__Task directions__. Each line below should be reproduced without any alteration.

— START Supplied records —

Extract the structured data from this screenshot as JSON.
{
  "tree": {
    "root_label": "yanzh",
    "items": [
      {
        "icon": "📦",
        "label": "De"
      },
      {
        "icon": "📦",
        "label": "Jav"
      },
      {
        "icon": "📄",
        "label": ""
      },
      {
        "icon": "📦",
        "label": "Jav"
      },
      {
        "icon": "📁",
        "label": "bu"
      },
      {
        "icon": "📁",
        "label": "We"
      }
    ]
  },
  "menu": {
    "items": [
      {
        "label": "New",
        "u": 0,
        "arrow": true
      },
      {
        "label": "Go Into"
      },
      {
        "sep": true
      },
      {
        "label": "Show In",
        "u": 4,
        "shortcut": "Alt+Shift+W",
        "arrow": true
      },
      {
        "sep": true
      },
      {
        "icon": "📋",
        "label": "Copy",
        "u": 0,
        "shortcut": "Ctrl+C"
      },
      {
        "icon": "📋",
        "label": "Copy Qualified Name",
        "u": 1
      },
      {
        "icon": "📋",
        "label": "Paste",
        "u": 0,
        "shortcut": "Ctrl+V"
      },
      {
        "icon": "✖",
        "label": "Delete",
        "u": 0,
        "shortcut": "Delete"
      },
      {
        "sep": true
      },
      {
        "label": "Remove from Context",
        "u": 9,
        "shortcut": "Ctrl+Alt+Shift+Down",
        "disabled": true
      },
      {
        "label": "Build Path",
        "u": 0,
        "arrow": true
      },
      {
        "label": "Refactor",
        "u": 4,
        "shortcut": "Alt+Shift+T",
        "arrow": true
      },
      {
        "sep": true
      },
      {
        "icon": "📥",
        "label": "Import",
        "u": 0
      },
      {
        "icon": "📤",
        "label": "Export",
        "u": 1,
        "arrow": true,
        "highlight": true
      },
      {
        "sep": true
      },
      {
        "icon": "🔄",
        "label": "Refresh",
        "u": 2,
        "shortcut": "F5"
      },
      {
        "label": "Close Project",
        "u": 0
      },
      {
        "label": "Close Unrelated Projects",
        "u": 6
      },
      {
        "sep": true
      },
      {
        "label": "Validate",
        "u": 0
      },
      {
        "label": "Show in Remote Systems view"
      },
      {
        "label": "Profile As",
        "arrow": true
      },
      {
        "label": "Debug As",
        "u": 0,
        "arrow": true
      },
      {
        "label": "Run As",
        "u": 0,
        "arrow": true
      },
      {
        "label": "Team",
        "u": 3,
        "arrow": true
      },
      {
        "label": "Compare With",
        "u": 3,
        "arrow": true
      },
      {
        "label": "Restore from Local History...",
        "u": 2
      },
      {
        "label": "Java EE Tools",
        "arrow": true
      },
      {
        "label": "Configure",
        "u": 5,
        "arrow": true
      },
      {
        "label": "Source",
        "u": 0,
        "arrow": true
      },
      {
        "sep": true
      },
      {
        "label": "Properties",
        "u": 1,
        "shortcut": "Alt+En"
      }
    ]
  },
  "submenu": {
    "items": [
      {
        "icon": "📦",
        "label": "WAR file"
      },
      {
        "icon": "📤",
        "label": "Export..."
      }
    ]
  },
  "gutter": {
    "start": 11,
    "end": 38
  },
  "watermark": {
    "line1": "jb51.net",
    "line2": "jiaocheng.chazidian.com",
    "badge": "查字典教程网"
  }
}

— END Supplied records —

__Task output__.
Extract the structured data from this screenshot as JSON.
{
  "tree": {
    "root_label": "yanzh",
    "items": [
      {
        "icon": "📦",
        "label": "De"
      },
      {
        "icon": "📦",
        "label": "Jav"
      },
      {
        "icon": "📄",
        "label": ""
      },
      {
        "icon": "📦",
        "label": "Jav"
      },
      {
        "icon": "📁",
        "label": "bu"
      },
      {
        "icon": "📁",
        "label": "We"
      }
    ]
  },
  "menu": {
    "items": [
      {
        "label": "New",
        "u": 0,
        "arrow": true
      },
      {
        "label": "Go Into"
      },
      {
        "sep": true
      },
      {
        "label": "Show In",
        "u": 4,
        "shortcut": "Alt+Shift+W",
        "arrow": true
      },
      {
        "sep": true
      },
      {
        "icon": "📋",
        "label": "Copy",
        "u": 0,
        "shortcut": "Ctrl+C"
      },
      {
        "icon": "📋",
        "label": "Copy Qualified Name",
        "u": 1
      },
      {
        "icon": "📋",
        "label": "Paste",
        "u": 0,
        "shortcut": "Ctrl+V"
      },
      {
        "icon": "✖",
        "label": "Delete",
        "u": 0,
        "shortcut": "Delete"
      },
      {
        "sep": true
      },
      {
        "label": "Remove from Context",
        "u": 9,
        "shortcut": "Ctrl+Alt+Shift+Down",
        "disabled": true
      },
      {
        "label": "Build Path",
        "u": 0,
        "arrow": true
      },
      {
        "label": "Refactor",
        "u": 4,
        "shortcut": "Alt+Shift+T",
        "arrow": true
      },
      {
        "sep": true
      },
      {
        "icon": "📥",
        "label": "Import",
        "u": 0
      },
      {
        "icon": "📤",
        "label": "Export",
        "u": 1,
        "arrow": true,
        "highlight": true
      },
      {
        "sep": true
      },
      {
        "icon": "🔄",
        "label": "Refresh",
        "u": 2,
        "shortcut": "F5"
      },
      {
        "label": "Close Project",
        "u": 0
      },
      {
        "label": "Close Unrelated Projects",
        "u": 6
      },
      {
        "sep": true
      },
      {
        "label": "Validate",
        "u": 0
      },
      {
        "label": "Show in Remote Systems view"
      },
      {
        "label": "Profile As",
        "arrow": true
      },
      {
        "label": "Debug As",
        "u": 0,
        "arrow": true
      },
      {
        "label": "Run As",
        "u": 0,
        "arrow": true
      },
      {
        "label": "Team",
        "u": 3,
        "arrow": true
      },
      {
        "label": "Compare With",
        "u": 3,
        "arrow": true
      },
      {
        "label": "Restore from Local History...",
        "u": 2
      },
      {
        "label": "Java EE Tools",
        "arrow": true
      },
      {
        "label": "Configure",
        "u": 5,
        "arrow": true
      },
      {
        "label": "Source",
        "u": 0,
        "arrow": true
      },
      {
        "sep": true
      },
      {
        "label": "Properties",
        "u": 1,
        "shortcut": "Alt+En"
      }
    ]
  },
  "submenu": {
    "items": [
      {
        "icon": "📦",
        "label": "WAR file"
      },
      {
        "icon": "📤",
        "label": "Export..."
      }
    ]
  },
  "gutter": {
    "start": 11,
    "end": 38
  },
  "watermark": {
    "line1": "jb51.net",
    "line2": "jiaocheng.chazidian.com",
    "badge": "查字典教程网"
  }
}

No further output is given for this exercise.